>> START Data for processing

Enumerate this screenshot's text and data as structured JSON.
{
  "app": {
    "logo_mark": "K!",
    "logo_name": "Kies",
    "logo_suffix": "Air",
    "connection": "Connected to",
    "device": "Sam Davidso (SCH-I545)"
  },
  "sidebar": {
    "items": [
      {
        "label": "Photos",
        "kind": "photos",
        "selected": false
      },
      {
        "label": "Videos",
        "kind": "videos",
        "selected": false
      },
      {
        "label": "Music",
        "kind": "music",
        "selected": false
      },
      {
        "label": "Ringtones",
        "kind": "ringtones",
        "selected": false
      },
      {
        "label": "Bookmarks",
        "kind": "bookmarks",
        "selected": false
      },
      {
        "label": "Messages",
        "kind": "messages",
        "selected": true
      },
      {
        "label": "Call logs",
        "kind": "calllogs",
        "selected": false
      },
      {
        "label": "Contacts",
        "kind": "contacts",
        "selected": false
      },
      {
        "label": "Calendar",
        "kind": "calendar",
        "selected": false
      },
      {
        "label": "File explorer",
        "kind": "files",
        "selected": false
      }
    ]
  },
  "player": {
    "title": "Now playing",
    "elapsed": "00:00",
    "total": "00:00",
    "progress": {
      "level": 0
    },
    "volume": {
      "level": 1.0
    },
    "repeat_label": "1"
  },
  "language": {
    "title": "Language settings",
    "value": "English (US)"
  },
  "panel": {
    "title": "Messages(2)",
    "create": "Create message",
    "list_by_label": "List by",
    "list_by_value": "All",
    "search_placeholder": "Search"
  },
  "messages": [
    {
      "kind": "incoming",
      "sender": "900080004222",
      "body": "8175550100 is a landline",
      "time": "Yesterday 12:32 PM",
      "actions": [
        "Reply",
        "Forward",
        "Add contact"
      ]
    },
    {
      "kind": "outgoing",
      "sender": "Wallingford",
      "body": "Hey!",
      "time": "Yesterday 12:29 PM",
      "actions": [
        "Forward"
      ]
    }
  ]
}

>> END Data for processing

- **Goal**
Write down every line of the data exactly as it appears above.

- **Output of the task**
Enumerate this screenshot's text and data as structured JSON.
{
  "app": {
    "logo_mark": "K!",
    "logo_name": "Kies",
    "logo_suffix": "Air",
    "connection": "Connected to",
    "device": "Sam Davidso (SCH-I545)"
  },
  "sidebar": {
    "items": [
      {
        "label": "Photos",
        "kind": "photos",
        "selected": false
      },
      {
        "label": "Videos",
        "kind": "videos",
        "selected": false
      },
      {
        "label": "Music",
        "kind": "music",
        "selected": false
      },
      {
        "label": "Ringtones",
        "kind": "ringtones",
        "selected": false
      },
      {
        "label": "Bookmarks",
        "kind": "bookmarks",
        "selected": false
      },
      {
        "label": "Messages",
        "kind": "messages",
        "selected": true
      },
      {
        "label": "Call logs",
        "kind": "calllogs",
        "selected": false
      },
      {
        "label": "Contacts",
        "kind": "contacts",
        "selected": false
      },
      {
        "label": "Calendar",
        "kind": "calendar",
        "selected": false
      },
      {
        "label": "File explorer",
        "kind": "files",
        "selected": false
      }
    ]
  },
  "player": {
    "title": "Now playing",
    "elapsed": "00:00",
    "total": "00:00",
    "progress": {
      "level": 0
    },
    "volume": {
      "level": 1.0
    },
    "repeat_label": "1"
  },
  "language": {
    "title": "Language settings",
    "value": "English (US)"
  },
  "panel": {
    "title": "Messages(2)",
    "create": "Create message",
    "list_by_label": "List by",
    "list_by_value": "All",
    "search_placeholder": "Search"
  },
  "messages": [
    {
      "kind": "incoming",
      "sender": "900080004222",
      "body": "8175550100 is a landline",
      "time": "Yesterday 12:32 PM",
      "actions": [
        "Reply",
        "Forward",
        "Add contact"
      ]
    },
    {
      "kind": "outgoing",
      "sender": "Wallingford",
      "body": "Hey!",
      "time": "Yesterday 12:29 PM",
      "actions": [
        "Forward"
      ]
    }
  ]
}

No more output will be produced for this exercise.